*WHAT TO WORK ON*:
Tally every line of the listing below that holds "Safety", then give the tally alone.

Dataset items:
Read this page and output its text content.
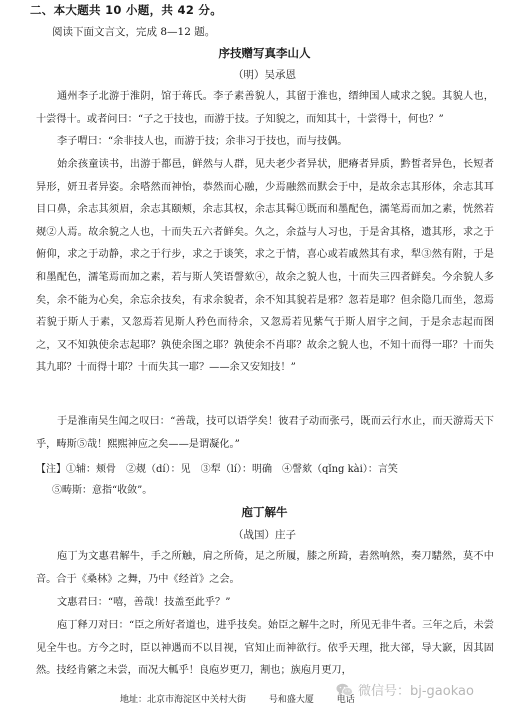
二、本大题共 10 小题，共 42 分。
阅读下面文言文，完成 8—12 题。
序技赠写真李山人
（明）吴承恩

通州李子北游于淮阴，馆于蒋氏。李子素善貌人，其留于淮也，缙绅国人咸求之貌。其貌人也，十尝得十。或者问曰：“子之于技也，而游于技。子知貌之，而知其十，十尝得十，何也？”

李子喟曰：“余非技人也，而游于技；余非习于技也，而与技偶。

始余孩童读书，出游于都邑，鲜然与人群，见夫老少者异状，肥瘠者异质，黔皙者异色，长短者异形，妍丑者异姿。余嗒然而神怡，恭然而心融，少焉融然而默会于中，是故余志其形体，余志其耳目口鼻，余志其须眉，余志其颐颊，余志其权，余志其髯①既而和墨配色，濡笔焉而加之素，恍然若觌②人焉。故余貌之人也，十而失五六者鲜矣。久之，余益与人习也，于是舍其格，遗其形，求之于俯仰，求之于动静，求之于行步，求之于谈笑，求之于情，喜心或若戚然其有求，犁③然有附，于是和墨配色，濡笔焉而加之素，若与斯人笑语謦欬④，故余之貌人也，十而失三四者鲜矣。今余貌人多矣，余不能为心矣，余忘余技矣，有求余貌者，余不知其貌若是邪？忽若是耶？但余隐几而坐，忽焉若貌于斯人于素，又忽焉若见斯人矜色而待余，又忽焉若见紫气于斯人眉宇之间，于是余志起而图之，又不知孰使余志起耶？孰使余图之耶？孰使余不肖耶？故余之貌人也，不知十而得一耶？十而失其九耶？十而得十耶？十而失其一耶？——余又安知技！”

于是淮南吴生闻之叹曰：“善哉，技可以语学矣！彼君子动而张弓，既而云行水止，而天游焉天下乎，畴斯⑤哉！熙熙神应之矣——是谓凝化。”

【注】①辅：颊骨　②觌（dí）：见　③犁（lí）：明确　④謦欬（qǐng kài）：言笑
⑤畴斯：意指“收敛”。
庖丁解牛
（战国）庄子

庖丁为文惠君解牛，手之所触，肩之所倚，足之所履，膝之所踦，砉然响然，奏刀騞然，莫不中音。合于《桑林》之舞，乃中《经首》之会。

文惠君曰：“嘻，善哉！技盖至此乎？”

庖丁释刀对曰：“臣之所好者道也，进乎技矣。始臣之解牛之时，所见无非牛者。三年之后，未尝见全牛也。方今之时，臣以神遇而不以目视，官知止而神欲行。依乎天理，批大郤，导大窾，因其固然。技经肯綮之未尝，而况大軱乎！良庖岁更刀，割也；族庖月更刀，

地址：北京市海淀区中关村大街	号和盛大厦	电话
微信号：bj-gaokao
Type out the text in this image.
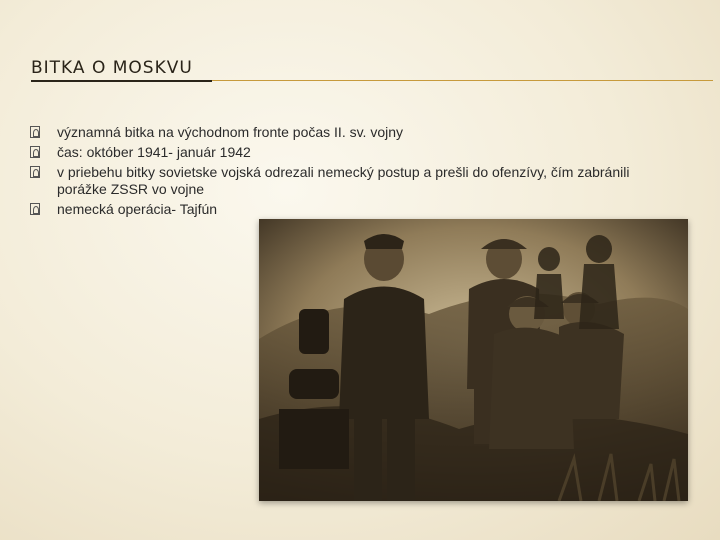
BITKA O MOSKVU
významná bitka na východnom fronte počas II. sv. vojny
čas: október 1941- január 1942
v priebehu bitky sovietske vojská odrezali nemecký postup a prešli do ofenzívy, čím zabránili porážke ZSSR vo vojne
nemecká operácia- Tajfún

...

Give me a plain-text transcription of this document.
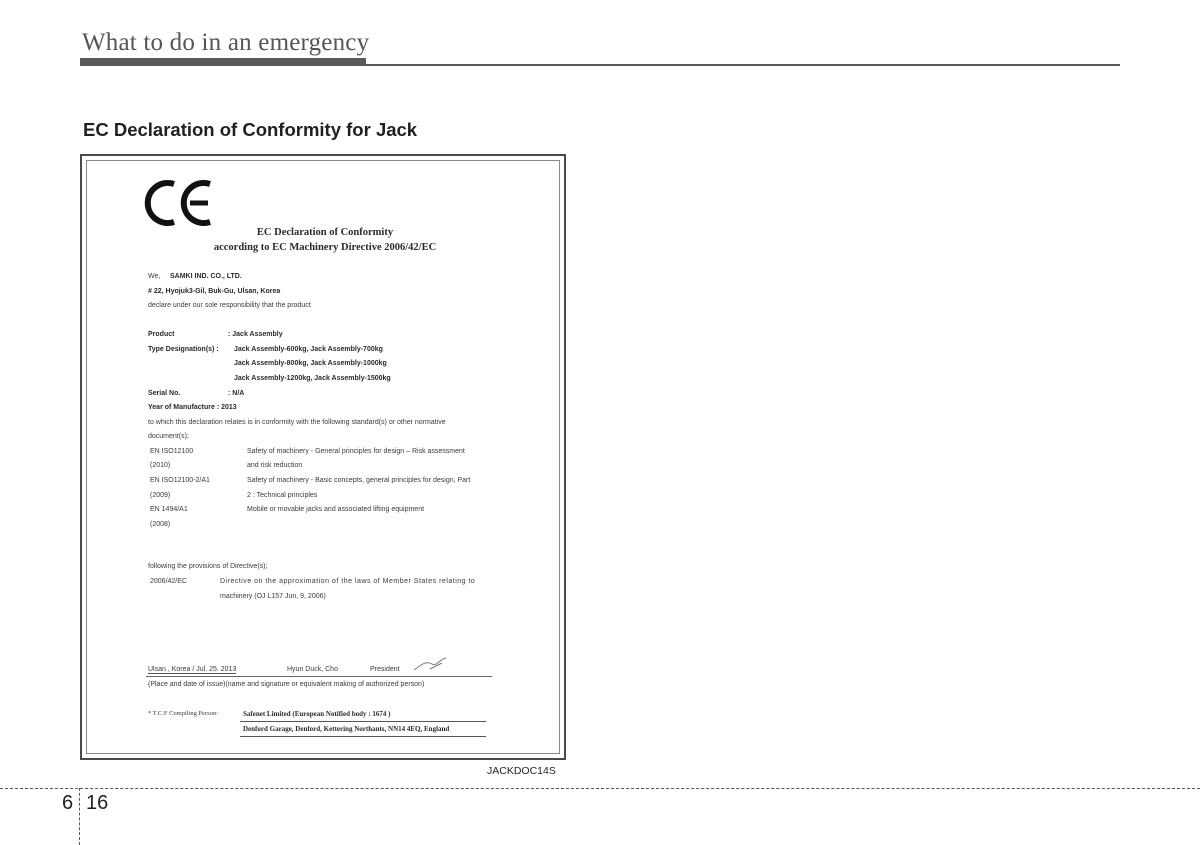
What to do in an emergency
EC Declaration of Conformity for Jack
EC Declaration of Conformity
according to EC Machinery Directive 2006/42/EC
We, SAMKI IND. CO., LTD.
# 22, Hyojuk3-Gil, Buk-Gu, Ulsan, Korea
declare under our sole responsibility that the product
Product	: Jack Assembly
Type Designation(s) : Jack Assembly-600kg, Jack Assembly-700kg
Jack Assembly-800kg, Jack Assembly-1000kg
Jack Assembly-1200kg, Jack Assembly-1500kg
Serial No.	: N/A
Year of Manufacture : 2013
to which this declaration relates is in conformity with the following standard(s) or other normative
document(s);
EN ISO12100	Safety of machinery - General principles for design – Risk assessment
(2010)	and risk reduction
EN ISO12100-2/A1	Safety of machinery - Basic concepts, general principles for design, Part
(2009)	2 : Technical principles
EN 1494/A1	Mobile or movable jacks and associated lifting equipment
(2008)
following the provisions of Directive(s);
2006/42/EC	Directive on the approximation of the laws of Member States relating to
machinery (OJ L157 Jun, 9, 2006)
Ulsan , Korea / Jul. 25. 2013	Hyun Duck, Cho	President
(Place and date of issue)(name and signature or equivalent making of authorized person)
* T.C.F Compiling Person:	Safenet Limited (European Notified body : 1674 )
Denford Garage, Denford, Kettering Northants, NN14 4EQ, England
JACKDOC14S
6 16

*RESPONSE TO THE TASK*:
2